⟨
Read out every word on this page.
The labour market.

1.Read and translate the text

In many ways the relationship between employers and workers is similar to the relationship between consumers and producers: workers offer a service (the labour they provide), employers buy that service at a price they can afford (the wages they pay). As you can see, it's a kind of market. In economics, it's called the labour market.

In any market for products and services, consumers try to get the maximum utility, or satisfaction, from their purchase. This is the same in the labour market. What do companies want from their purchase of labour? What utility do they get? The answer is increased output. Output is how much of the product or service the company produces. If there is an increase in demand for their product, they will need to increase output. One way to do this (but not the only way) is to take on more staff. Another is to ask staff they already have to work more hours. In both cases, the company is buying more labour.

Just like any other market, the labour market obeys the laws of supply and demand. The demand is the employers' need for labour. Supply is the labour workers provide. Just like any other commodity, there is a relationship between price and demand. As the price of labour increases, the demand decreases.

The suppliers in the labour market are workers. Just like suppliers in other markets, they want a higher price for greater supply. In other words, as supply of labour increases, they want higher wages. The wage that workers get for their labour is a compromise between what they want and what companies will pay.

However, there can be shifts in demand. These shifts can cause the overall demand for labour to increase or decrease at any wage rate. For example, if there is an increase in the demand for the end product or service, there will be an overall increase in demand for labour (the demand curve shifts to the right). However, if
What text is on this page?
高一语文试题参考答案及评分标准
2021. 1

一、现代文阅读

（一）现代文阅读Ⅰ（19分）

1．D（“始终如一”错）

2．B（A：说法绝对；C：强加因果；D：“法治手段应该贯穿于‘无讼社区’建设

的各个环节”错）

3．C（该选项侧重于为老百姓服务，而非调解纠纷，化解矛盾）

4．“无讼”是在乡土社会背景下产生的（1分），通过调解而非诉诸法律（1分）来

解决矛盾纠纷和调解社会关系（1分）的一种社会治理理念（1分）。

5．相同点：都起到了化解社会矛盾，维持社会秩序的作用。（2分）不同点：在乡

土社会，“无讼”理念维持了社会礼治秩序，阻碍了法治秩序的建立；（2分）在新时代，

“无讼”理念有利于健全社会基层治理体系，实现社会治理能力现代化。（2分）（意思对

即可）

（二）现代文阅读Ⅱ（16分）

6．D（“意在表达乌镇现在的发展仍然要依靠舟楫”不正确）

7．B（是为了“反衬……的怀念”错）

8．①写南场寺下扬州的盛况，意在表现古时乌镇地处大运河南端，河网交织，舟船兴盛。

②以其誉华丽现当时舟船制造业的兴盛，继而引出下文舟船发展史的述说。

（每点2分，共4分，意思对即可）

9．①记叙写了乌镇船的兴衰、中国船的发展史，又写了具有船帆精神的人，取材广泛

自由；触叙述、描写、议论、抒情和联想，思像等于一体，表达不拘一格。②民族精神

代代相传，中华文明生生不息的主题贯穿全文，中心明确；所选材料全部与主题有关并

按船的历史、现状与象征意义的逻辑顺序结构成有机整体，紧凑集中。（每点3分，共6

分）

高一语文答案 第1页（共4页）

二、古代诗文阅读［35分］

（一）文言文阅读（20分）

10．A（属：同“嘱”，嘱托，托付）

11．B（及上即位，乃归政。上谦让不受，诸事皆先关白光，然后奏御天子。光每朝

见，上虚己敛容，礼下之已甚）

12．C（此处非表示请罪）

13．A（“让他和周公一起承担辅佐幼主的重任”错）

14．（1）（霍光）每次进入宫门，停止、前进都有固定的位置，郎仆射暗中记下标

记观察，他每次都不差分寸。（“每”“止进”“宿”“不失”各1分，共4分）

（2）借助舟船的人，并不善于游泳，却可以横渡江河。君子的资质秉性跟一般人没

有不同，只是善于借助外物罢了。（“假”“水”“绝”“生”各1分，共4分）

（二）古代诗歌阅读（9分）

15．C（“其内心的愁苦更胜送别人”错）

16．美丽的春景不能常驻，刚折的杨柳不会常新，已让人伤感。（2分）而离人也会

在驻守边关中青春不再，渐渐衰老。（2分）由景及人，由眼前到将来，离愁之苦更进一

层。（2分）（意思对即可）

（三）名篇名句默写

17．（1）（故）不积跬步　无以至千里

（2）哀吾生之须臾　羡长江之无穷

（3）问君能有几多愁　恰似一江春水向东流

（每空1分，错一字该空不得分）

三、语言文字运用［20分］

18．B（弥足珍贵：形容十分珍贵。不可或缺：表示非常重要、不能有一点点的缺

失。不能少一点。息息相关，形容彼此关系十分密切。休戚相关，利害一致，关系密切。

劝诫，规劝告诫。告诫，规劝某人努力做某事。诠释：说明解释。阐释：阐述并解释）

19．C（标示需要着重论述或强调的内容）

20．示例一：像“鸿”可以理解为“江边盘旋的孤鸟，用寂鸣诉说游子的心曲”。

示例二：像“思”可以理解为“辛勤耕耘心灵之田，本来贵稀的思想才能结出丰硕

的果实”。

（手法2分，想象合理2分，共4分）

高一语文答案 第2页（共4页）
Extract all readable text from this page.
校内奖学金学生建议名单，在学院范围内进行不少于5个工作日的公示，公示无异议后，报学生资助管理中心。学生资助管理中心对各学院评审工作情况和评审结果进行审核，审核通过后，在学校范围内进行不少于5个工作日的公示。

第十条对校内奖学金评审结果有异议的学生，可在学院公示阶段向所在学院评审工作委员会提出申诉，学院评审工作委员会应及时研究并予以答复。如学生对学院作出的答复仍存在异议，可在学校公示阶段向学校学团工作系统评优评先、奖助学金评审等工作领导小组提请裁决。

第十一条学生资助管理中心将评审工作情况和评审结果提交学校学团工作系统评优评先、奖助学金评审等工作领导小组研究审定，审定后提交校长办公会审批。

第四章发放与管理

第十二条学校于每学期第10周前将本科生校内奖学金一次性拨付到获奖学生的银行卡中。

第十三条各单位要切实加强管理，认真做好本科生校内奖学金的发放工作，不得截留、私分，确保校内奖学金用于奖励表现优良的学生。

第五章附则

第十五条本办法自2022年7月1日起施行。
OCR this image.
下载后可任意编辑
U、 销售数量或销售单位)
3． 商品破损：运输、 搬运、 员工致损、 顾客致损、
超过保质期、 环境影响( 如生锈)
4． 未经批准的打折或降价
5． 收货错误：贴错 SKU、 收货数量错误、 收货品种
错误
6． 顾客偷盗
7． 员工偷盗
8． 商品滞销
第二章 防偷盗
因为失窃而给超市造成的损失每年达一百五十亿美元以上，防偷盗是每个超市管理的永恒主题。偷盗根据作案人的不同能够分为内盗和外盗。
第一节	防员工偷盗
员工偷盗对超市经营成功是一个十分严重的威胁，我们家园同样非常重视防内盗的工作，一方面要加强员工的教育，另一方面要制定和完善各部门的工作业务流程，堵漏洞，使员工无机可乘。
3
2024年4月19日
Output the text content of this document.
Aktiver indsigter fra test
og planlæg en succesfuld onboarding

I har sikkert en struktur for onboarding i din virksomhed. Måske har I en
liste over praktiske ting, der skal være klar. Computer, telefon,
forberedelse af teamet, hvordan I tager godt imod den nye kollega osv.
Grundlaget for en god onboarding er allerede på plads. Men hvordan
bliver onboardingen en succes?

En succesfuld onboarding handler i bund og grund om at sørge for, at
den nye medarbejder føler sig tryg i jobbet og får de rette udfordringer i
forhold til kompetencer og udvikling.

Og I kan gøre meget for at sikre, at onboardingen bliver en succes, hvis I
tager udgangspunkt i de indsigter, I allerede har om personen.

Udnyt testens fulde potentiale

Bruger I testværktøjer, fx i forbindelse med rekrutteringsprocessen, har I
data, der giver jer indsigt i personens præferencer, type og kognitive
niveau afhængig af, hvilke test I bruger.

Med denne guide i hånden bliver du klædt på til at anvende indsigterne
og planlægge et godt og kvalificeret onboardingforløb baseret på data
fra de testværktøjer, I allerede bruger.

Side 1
⟩
* [WORK TO COMPLETE]: Find the lines above that include the string "onboardingen" and copy them.

* [OUTPUT FOR THIS EXERCISE]:
bliver onboardingen en succes?
Og I kan gøre meget for at sikre, at onboardingen bliver en succes, hvis I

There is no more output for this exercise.